> WHAT YOU ARE ASKED TO DO: Return all of the data that follows precisely, leaving every image out.

*** EXERCISE DATA ***

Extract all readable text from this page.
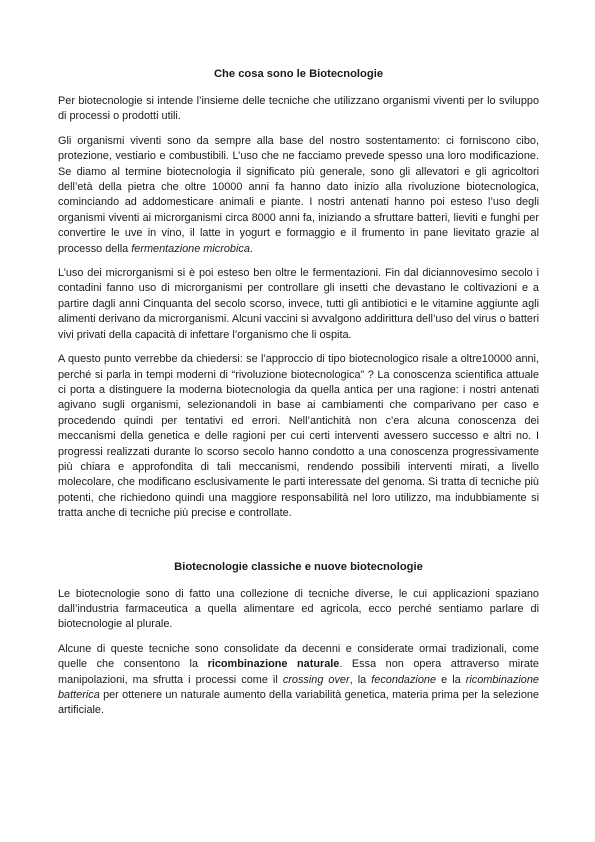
Che cosa sono le Biotecnologie

Per biotecnologie si intende l’insieme delle tecniche che utilizzano organismi viventi per lo sviluppo di processi o prodotti utili.

Gli organismi viventi sono da sempre alla base del nostro sostentamento: ci forniscono cibo, protezione, vestiario e combustibili. L’uso che ne facciamo prevede spesso una loro modificazione. Se diamo al termine biotecnologia il significato più generale, sono gli allevatori e gli agricoltori dell’età della pietra che oltre 10000 anni fa hanno dato inizio alla rivoluzione biotecnologica, cominciando ad addomesticare animali e piante. I nostri antenati hanno poi esteso l’uso degli organismi viventi ai microrganismi circa 8000 anni fa, iniziando a sfruttare batteri, lieviti e funghi per convertire le uve in vino, il latte in yogurt e formaggio e il frumento in pane lievitato grazie al processo della fermentazione microbica.

L’uso dei microrganismi si è poi esteso ben oltre le fermentazioni. Fin dal diciannovesimo secolo i contadini fanno uso di microrganismi per controllare gli insetti che devastano le coltivazioni e a partire dagli anni Cinquanta del secolo scorso, invece, tutti gli antibiotici e le vitamine aggiunte agli alimenti derivano da microrganismi. Alcuni vaccini si avvalgono addirittura dell’uso del virus o batteri vivi privati della capacità di infettare l’organismo che li ospita.

A questo punto verrebbe da chiedersi: se l’approccio di tipo biotecnologico risale a oltre10000 anni, perché si parla in tempi moderni di “rivoluzione biotecnologica” ? La conoscenza scientifica attuale ci porta a distinguere la moderna biotecnologia da quella antica per una ragione: i nostri antenati agivano sugli organismi, selezionandoli in base ai cambiamenti che comparivano per caso e procedendo quindi per tentativi ed errori. Nell’antichità non c’era alcuna conoscenza dei meccanismi della genetica e delle ragioni per cui certi interventi avessero successo e altri no. I progressi realizzati durante lo scorso secolo hanno condotto a una conoscenza progressivamente più chiara e approfondita di tali meccanismi, rendendo possibili interventi mirati, a livello molecolare, che modificano esclusivamente le parti interessate del genoma. Si tratta di tecniche più potenti, che richiedono quindi una maggiore responsabilità nel loro utilizzo, ma indubbiamente si tratta anche di tecniche più precise e controllate.

Biotecnologie classiche e nuove biotecnologie

Le biotecnologie sono di fatto una collezione di tecniche diverse, le cui applicazioni spaziano dall’industria farmaceutica a quella alimentare ed agricola, ecco perché sentiamo parlare di biotecnologie al plurale.

Alcune di queste tecniche sono consolidate da decenni e considerate ormai tradizionali, come quelle che consentono la ricombinazione naturale. Essa non opera attraverso mirate manipolazioni, ma sfrutta i processi come il crossing over, la fecondazione e la ricombinazione batterica per ottenere un naturale aumento della variabilità genetica, materia prima per la selezione artificiale.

*** End of EXERCISE DATA ***

> OUTPUT FOR THIS TASK:
Extract all readable text from this page.
Che cosa sono le Biotecnologie

Per biotecnologie si intende l’insieme delle tecniche che utilizzano organismi viventi per lo sviluppo di processi o prodotti utili.

Gli organismi viventi sono da sempre alla base del nostro sostentamento: ci forniscono cibo, protezione, vestiario e combustibili. L’uso che ne facciamo prevede spesso una loro modificazione. Se diamo al termine biotecnologia il significato più generale, sono gli allevatori e gli agricoltori dell’età della pietra che oltre 10000 anni fa hanno dato inizio alla rivoluzione biotecnologica, cominciando ad addomesticare animali e piante. I nostri antenati hanno poi esteso l’uso degli organismi viventi ai microrganismi circa 8000 anni fa, iniziando a sfruttare batteri, lieviti e funghi per convertire le uve in vino, il latte in yogurt e formaggio e il frumento in pane lievitato grazie al processo della fermentazione microbica.

L’uso dei microrganismi si è poi esteso ben oltre le fermentazioni. Fin dal diciannovesimo secolo i contadini fanno uso di microrganismi per controllare gli insetti che devastano le coltivazioni e a partire dagli anni Cinquanta del secolo scorso, invece, tutti gli antibiotici e le vitamine aggiunte agli alimenti derivano da microrganismi. Alcuni vaccini si avvalgono addirittura dell’uso del virus o batteri vivi privati della capacità di infettare l’organismo che li ospita.

A questo punto verrebbe da chiedersi: se l’approccio di tipo biotecnologico risale a oltre10000 anni, perché si parla in tempi moderni di “rivoluzione biotecnologica” ? La conoscenza scientifica attuale ci porta a distinguere la moderna biotecnologia da quella antica per una ragione: i nostri antenati agivano sugli organismi, selezionandoli in base ai cambiamenti che comparivano per caso e procedendo quindi per tentativi ed errori. Nell’antichità non c’era alcuna conoscenza dei meccanismi della genetica e delle ragioni per cui certi interventi avessero successo e altri no. I progressi realizzati durante lo scorso secolo hanno condotto a una conoscenza progressivamente più chiara e approfondita di tali meccanismi, rendendo possibili interventi mirati, a livello molecolare, che modificano esclusivamente le parti interessate del genoma. Si tratta di tecniche più potenti, che richiedono quindi una maggiore responsabilità nel loro utilizzo, ma indubbiamente si tratta anche di tecniche più precise e controllate.

Biotecnologie classiche e nuove biotecnologie

Le biotecnologie sono di fatto una collezione di tecniche diverse, le cui applicazioni spaziano dall’industria farmaceutica a quella alimentare ed agricola, ecco perché sentiamo parlare di biotecnologie al plurale.

Alcune di queste tecniche sono consolidate da decenni e considerate ormai tradizionali, come quelle che consentono la ricombinazione naturale. Essa non opera attraverso mirate manipolazioni, ma sfrutta i processi come il crossing over, la fecondazione e la ricombinazione batterica per ottenere un naturale aumento della variabilità genetica, materia prima per la selezione artificiale.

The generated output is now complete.